The exercise = Reproduce the records exactly.

─── Material for the task

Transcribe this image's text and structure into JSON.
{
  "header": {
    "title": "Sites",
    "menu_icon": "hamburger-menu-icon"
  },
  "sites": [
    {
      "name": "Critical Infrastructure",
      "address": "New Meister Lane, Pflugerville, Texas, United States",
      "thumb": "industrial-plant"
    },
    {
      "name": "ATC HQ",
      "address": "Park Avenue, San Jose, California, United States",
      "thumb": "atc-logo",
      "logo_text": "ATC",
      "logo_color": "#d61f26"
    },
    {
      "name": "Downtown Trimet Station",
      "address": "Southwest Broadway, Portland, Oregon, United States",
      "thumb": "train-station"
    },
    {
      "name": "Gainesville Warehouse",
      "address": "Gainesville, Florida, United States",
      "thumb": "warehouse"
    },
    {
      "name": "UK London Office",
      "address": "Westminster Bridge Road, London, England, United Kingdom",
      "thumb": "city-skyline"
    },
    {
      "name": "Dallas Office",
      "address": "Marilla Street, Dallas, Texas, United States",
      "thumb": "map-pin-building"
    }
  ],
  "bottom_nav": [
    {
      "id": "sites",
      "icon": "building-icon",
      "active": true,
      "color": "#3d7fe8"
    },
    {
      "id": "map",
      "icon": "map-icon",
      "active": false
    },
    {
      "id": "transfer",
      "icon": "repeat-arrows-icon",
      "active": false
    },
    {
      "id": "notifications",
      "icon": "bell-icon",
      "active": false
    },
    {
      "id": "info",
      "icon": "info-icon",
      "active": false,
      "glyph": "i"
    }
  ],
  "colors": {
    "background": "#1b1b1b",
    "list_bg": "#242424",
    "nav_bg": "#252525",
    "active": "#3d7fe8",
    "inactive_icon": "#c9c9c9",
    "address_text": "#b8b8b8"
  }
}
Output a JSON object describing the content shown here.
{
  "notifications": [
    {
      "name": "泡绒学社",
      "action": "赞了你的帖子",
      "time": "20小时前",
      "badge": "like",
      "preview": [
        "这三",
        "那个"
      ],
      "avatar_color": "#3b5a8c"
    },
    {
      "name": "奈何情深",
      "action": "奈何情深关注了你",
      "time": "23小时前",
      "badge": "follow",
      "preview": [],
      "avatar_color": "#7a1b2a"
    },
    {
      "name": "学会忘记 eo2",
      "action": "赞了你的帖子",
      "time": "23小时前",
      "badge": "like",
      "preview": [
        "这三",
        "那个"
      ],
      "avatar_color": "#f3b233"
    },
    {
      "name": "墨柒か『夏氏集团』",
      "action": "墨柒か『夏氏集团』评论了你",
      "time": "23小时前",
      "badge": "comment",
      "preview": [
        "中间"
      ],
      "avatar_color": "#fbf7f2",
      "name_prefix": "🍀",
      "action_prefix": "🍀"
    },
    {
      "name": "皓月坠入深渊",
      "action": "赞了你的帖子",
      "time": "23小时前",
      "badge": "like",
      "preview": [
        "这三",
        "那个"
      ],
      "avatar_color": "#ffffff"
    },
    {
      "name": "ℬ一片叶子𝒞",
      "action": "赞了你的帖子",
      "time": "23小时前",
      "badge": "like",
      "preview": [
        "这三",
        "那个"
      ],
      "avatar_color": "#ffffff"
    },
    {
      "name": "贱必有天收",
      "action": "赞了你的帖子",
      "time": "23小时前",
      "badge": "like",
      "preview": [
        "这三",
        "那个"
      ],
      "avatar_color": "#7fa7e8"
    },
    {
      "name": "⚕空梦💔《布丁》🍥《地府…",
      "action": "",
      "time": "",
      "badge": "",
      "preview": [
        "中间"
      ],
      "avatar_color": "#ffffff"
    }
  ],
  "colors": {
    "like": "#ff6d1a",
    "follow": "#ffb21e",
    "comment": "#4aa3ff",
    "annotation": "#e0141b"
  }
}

──────

Result =
Transcribe this image's text and structure into JSON.
{
  "header": {
    "title": "Sites",
    "menu_icon": "hamburger-menu-icon"
  },
  "sites": [
    {
      "name": "Critical Infrastructure",
      "address": "New Meister Lane, Pflugerville, Texas, United States",
      "thumb": "industrial-plant"
    },
    {
      "name": "ATC HQ",
      "address": "Park Avenue, San Jose, California, United States",
      "thumb": "atc-logo",
      "logo_text": "ATC",
      "logo_color": "#d61f26"
    },
    {
      "name": "Downtown Trimet Station",
      "address": "Southwest Broadway, Portland, Oregon, United States",
      "thumb": "train-station"
    },
    {
      "name": "Gainesville Warehouse",
      "address": "Gainesville, Florida, United States",
      "thumb": "warehouse"
    },
    {
      "name": "UK London Office",
      "address": "Westminster Bridge Road, London, England, United Kingdom",
      "thumb": "city-skyline"
    },
    {
      "name": "Dallas Office",
      "address": "Marilla Street, Dallas, Texas, United States",
      "thumb": "map-pin-building"
    }
  ],
  "bottom_nav": [
    {
      "id": "sites",
      "icon": "building-icon",
      "active": true,
      "color": "#3d7fe8"
    },
    {
      "id": "map",
      "icon": "map-icon",
      "active": false
    },
    {
      "id": "transfer",
      "icon": "repeat-arrows-icon",
      "active": false
    },
    {
      "id": "notifications",
      "icon": "bell-icon",
      "active": false
    },
    {
      "id": "info",
      "icon": "info-icon",
      "active": false,
      "glyph": "i"
    }
  ],
  "colors": {
    "background": "#1b1b1b",
    "list_bg": "#242424",
    "nav_bg": "#252525",
    "active": "#3d7fe8",
    "inactive_icon": "#c9c9c9",
    "address_text": "#b8b8b8"
  }
}
Output a JSON object describing the content shown here.
{
  "notifications": [
    {
      "name": "泡绒学社",
      "action": "赞了你的帖子",
      "time": "20小时前",
      "badge": "like",
      "preview": [
        "这三",
        "那个"
      ],
      "avatar_color": "#3b5a8c"
    },
    {
      "name": "奈何情深",
      "action": "奈何情深关注了你",
      "time": "23小时前",
      "badge": "follow",
      "preview": [],
      "avatar_color": "#7a1b2a"
    },
    {
      "name": "学会忘记 eo2",
      "action": "赞了你的帖子",
      "time": "23小时前",
      "badge": "like",
      "preview": [
        "这三",
        "那个"
      ],
      "avatar_color": "#f3b233"
    },
    {
      "name": "墨柒か『夏氏集团』",
      "action": "墨柒か『夏氏集团』评论了你",
      "time": "23小时前",
      "badge": "comment",
      "preview": [
        "中间"
      ],
      "avatar_color": "#fbf7f2",
      "name_prefix": "🍀",
      "action_prefix": "🍀"
    },
    {
      "name": "皓月坠入深渊",
      "action": "赞了你的帖子",
      "time": "23小时前",
      "badge": "like",
      "preview": [
        "这三",
        "那个"
      ],
      "avatar_color": "#ffffff"
    },
    {
      "name": "ℬ一片叶子𝒞",
      "action": "赞了你的帖子",
      "time": "23小时前",
      "badge": "like",
      "preview": [
        "这三",
        "那个"
      ],
      "avatar_color": "#ffffff"
    },
    {
      "name": "贱必有天收",
      "action": "赞了你的帖子",
      "time": "23小时前",
      "badge": "like",
      "preview": [
        "这三",
        "那个"
      ],
      "avatar_color": "#7fa7e8"
    },
    {
      "name": "⚕空梦💔《布丁》🍥《地府…",
      "action": "",
      "time": "",
      "badge": "",
      "preview": [
        "中间"
      ],
      "avatar_color": "#ffffff"
    }
  ],
  "colors": {
    "like": "#ff6d1a",
    "follow": "#ffb21e",
    "comment": "#4aa3ff",
    "annotation": "#e0141b"
  }
}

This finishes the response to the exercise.